THE PROBLEM: All the entries need to be quoted exactly, apart from the pictures, which you should drop.

[RECORDED INFORMATION Boundary: Start]

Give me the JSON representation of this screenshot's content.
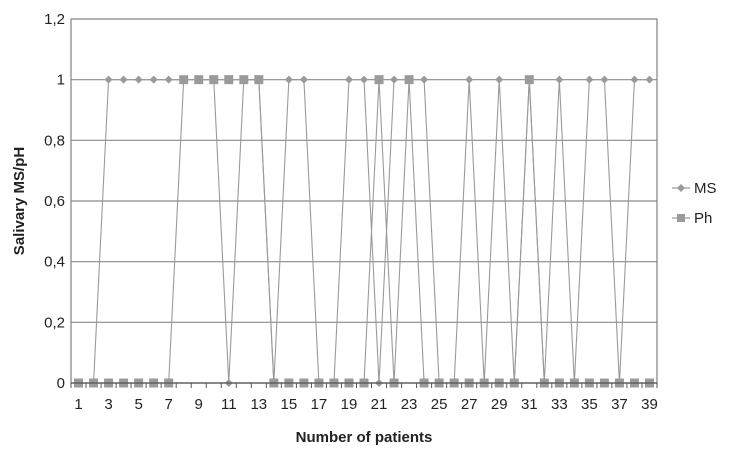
{
  "chart_data": {
    "type": "line",
    "xlabel": "Number of patients",
    "ylabel": "Salivary MS/pH",
    "ylim": [
      0,
      1.2
    ],
    "y_ticks": [
      "0",
      "0,2",
      "0,4",
      "0,6",
      "0,8",
      "1",
      "1,2"
    ],
    "y_tick_values": [
      0,
      0.2,
      0.4,
      0.6,
      0.8,
      1,
      1.2
    ],
    "x": [
      1,
      2,
      3,
      4,
      5,
      6,
      7,
      8,
      9,
      10,
      11,
      12,
      13,
      14,
      15,
      16,
      17,
      18,
      19,
      20,
      21,
      22,
      23,
      24,
      25,
      26,
      27,
      28,
      29,
      30,
      31,
      32,
      33,
      34,
      35,
      36,
      37,
      38,
      39
    ],
    "x_tick_labels": [
      "1",
      "3",
      "5",
      "7",
      "9",
      "11",
      "13",
      "15",
      "17",
      "19",
      "21",
      "23",
      "25",
      "27",
      "29",
      "31",
      "33",
      "35",
      "37",
      "39"
    ],
    "grid": true,
    "legend_position": "right",
    "series": [
      {
        "name": "MS",
        "marker": "diamond",
        "color": "#9a9a9a",
        "values": [
          0,
          0,
          1,
          1,
          1,
          1,
          1,
          1,
          1,
          1,
          0,
          1,
          1,
          0,
          1,
          1,
          0,
          0,
          1,
          1,
          0,
          1,
          1,
          1,
          0,
          0,
          1,
          0,
          1,
          0,
          1,
          0,
          1,
          0,
          1,
          1,
          0,
          1,
          1
        ]
      },
      {
        "name": "Ph",
        "marker": "square",
        "color": "#9a9a9a",
        "values": [
          0,
          0,
          0,
          0,
          0,
          0,
          0,
          1,
          1,
          1,
          1,
          1,
          1,
          0,
          0,
          0,
          0,
          0,
          0,
          0,
          1,
          0,
          1,
          0,
          0,
          0,
          0,
          0,
          0,
          0,
          1,
          0,
          0,
          0,
          0,
          0,
          0,
          0,
          0
        ]
      }
    ]
  }
}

[RECORDED INFORMATION Boundary: End]

OUTPUT OF THE TASK:
Give me the JSON representation of this screenshot's content.
{
  "chart_data": {
    "type": "line",
    "xlabel": "Number of patients",
    "ylabel": "Salivary MS/pH",
    "ylim": [
      0,
      1.2
    ],
    "y_ticks": [
      "0",
      "0,2",
      "0,4",
      "0,6",
      "0,8",
      "1",
      "1,2"
    ],
    "y_tick_values": [
      0,
      0.2,
      0.4,
      0.6,
      0.8,
      1,
      1.2
    ],
    "x": [
      1,
      2,
      3,
      4,
      5,
      6,
      7,
      8,
      9,
      10,
      11,
      12,
      13,
      14,
      15,
      16,
      17,
      18,
      19,
      20,
      21,
      22,
      23,
      24,
      25,
      26,
      27,
      28,
      29,
      30,
      31,
      32,
      33,
      34,
      35,
      36,
      37,
      38,
      39
    ],
    "x_tick_labels": [
      "1",
      "3",
      "5",
      "7",
      "9",
      "11",
      "13",
      "15",
      "17",
      "19",
      "21",
      "23",
      "25",
      "27",
      "29",
      "31",
      "33",
      "35",
      "37",
      "39"
    ],
    "grid": true,
    "legend_position": "right",
    "series": [
      {
        "name": "MS",
        "marker": "diamond",
        "color": "#9a9a9a",
        "values": [
          0,
          0,
          1,
          1,
          1,
          1,
          1,
          1,
          1,
          1,
          0,
          1,
          1,
          0,
          1,
          1,
          0,
          0,
          1,
          1,
          0,
          1,
          1,
          1,
          0,
          0,
          1,
          0,
          1,
          0,
          1,
          0,
          1,
          0,
          1,
          1,
          0,
          1,
          1
        ]
      },
      {
        "name": "Ph",
        "marker": "square",
        "color": "#9a9a9a",
        "values": [
          0,
          0,
          0,
          0,
          0,
          0,
          0,
          1,
          1,
          1,
          1,
          1,
          1,
          0,
          0,
          0,
          0,
          0,
          0,
          0,
          1,
          0,
          1,
          0,
          0,
          0,
          0,
          0,
          0,
          0,
          1,
          0,
          0,
          0,
          0,
          0,
          0,
          0,
          0
        ]
      }
    ]
  }
}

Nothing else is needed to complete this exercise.